■ Exercise directions
Give the entries again exactly, every one of them.

————————

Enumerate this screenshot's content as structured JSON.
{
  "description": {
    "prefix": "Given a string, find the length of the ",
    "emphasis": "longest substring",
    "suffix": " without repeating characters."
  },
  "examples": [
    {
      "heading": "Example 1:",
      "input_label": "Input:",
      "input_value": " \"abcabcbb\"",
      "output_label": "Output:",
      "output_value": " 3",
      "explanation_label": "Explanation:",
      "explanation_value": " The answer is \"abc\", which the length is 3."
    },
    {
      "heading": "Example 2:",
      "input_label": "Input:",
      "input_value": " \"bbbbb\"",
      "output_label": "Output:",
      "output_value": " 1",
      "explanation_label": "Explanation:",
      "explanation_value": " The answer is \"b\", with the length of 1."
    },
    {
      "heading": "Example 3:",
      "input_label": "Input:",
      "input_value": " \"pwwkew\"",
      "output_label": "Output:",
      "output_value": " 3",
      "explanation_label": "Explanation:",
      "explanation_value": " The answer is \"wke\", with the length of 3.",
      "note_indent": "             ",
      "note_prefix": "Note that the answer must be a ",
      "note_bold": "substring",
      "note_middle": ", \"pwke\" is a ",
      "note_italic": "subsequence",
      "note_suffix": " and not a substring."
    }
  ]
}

————————

■ Output
Enumerate this screenshot's content as structured JSON.
{
  "description": {
    "prefix": "Given a string, find the length of the ",
    "emphasis": "longest substring",
    "suffix": " without repeating characters."
  },
  "examples": [
    {
      "heading": "Example 1:",
      "input_label": "Input:",
      "input_value": " \"abcabcbb\"",
      "output_label": "Output:",
      "output_value": " 3",
      "explanation_label": "Explanation:",
      "explanation_value": " The answer is \"abc\", which the length is 3."
    },
    {
      "heading": "Example 2:",
      "input_label": "Input:",
      "input_value": " \"bbbbb\"",
      "output_label": "Output:",
      "output_value": " 1",
      "explanation_label": "Explanation:",
      "explanation_value": " The answer is \"b\", with the length of 1."
    },
    {
      "heading": "Example 3:",
      "input_label": "Input:",
      "input_value": " \"pwwkew\"",
      "output_label": "Output:",
      "output_value": " 3",
      "explanation_label": "Explanation:",
      "explanation_value": " The answer is \"wke\", with the length of 3.",
      "note_indent": "             ",
      "note_prefix": "Note that the answer must be a ",
      "note_bold": "substring",
      "note_middle": ", \"pwke\" is a ",
      "note_italic": "subsequence",
      "note_suffix": " and not a substring."
    }
  ]
}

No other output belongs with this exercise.